> [Short exercise]: Determine which lines contain the word "содержания", then copy those lines.

# START OF Given records

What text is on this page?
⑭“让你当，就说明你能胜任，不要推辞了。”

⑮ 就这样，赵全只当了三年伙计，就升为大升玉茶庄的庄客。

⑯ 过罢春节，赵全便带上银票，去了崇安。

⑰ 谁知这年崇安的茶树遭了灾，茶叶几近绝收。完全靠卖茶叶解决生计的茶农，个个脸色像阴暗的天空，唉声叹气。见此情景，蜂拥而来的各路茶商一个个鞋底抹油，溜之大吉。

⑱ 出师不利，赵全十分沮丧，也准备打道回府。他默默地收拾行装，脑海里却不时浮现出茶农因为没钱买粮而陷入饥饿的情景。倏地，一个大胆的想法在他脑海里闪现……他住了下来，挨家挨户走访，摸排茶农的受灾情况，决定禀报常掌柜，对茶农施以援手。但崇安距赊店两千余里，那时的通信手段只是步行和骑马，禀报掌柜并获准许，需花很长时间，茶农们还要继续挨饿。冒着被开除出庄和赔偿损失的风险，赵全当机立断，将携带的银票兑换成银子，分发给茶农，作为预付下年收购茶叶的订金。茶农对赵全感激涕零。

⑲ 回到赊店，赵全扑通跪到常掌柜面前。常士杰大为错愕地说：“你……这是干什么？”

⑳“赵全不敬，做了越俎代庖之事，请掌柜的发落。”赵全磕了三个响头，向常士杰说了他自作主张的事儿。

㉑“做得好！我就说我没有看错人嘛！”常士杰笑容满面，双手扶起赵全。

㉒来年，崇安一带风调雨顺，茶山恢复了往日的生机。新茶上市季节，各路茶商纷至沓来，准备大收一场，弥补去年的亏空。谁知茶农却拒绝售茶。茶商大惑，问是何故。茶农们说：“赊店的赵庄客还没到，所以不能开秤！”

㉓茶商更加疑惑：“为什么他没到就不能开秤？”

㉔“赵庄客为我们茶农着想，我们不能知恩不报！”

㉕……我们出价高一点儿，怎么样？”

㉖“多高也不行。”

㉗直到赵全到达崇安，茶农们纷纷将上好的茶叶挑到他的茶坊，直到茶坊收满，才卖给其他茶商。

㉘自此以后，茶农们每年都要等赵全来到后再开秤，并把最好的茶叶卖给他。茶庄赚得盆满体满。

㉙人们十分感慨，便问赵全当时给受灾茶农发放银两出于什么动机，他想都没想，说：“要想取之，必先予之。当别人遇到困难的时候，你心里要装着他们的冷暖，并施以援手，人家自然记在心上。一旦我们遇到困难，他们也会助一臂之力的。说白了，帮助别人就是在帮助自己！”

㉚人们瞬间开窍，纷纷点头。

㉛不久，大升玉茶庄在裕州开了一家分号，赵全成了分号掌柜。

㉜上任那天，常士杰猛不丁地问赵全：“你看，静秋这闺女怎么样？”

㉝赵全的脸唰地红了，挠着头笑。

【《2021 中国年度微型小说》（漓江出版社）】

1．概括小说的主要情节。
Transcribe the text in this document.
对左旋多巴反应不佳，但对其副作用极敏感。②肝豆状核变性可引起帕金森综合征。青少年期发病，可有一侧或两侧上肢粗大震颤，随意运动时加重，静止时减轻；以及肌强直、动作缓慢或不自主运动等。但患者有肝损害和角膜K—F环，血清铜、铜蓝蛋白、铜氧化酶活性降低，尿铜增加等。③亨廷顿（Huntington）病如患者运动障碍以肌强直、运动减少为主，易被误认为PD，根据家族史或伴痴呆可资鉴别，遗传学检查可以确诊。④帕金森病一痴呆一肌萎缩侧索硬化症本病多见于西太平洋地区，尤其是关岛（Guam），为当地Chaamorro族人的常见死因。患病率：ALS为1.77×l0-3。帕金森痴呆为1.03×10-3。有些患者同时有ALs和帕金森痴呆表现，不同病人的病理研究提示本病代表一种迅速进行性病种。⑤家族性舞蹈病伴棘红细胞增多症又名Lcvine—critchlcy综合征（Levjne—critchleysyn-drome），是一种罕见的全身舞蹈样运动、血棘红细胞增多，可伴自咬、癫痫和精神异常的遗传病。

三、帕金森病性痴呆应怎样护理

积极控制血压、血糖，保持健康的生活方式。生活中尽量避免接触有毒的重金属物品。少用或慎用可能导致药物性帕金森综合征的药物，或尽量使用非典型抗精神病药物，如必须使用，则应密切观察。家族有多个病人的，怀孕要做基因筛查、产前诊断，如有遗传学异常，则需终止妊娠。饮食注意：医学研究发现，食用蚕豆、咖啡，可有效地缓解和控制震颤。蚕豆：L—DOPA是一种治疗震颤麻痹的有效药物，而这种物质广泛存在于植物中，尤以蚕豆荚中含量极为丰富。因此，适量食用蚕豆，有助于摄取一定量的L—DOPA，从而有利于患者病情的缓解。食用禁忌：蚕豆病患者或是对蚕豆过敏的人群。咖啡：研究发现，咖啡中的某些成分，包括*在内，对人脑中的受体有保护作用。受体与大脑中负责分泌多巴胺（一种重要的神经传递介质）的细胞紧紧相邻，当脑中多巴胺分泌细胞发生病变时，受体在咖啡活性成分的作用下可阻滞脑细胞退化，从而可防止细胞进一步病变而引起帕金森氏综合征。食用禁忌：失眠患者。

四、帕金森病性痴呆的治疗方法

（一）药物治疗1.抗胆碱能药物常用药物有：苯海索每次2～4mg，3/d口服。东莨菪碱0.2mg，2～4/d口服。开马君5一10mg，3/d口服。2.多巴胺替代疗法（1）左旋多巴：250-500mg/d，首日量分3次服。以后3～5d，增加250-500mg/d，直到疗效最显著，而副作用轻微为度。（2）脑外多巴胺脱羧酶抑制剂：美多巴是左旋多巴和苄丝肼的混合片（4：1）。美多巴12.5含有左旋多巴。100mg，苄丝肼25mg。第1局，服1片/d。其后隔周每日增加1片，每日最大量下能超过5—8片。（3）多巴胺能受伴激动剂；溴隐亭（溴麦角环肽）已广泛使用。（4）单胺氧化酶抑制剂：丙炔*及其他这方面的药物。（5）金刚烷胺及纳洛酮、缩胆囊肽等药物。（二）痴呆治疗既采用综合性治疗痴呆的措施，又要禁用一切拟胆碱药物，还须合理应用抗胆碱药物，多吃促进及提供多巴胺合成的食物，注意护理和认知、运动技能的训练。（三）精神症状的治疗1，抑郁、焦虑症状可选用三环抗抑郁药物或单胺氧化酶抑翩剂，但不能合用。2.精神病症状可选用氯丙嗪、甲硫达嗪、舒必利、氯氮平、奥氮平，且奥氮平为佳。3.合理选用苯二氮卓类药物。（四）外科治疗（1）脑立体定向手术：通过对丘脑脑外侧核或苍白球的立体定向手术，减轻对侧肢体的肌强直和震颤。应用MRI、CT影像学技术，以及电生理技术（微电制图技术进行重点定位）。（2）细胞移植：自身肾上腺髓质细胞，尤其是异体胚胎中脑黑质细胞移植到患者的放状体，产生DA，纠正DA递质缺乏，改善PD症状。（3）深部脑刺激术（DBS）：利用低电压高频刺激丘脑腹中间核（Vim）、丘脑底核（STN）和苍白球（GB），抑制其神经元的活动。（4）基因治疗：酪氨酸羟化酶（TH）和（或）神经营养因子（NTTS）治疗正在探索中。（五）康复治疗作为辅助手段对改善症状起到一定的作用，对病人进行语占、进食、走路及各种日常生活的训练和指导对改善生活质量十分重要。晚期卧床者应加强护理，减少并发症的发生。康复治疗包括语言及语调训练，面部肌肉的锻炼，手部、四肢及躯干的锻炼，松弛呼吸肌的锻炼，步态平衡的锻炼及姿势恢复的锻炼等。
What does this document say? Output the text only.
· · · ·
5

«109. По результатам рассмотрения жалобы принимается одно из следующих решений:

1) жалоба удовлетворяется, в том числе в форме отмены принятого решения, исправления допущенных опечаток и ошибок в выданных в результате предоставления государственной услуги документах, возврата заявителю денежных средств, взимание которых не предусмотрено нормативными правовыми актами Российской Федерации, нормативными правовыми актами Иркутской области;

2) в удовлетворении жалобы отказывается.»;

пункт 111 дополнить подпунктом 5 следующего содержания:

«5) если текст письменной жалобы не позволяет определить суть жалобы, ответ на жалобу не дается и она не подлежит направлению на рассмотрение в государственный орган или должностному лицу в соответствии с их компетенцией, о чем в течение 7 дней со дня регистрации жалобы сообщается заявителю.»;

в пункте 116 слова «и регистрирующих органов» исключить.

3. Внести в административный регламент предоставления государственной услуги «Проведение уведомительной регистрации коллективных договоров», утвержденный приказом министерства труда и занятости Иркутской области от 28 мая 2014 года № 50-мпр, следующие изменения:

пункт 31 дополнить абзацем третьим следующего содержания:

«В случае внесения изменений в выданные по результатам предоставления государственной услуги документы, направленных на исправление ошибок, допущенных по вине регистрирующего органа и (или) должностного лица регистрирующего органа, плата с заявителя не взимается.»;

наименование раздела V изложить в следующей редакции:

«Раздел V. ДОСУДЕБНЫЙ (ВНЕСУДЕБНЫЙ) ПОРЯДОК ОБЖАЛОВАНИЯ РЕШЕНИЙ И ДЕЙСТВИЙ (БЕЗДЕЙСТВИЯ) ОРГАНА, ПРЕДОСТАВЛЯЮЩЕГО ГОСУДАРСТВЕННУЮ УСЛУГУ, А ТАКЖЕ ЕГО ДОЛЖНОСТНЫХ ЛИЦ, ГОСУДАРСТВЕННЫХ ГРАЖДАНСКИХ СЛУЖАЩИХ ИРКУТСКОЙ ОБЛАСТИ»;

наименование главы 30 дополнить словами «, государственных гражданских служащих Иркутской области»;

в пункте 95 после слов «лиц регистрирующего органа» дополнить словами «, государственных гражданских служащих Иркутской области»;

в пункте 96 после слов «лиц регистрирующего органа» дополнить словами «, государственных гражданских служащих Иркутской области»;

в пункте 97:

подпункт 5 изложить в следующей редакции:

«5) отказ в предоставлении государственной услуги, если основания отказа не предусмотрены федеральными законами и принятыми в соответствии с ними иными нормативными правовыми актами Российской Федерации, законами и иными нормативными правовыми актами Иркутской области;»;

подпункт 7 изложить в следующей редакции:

# END OF Given records

> [Response to the exercise]:
пункт 111 дополнить подпунктом 5 следующего содержания:
пункт 31 дополнить абзацем третьим следующего содержания:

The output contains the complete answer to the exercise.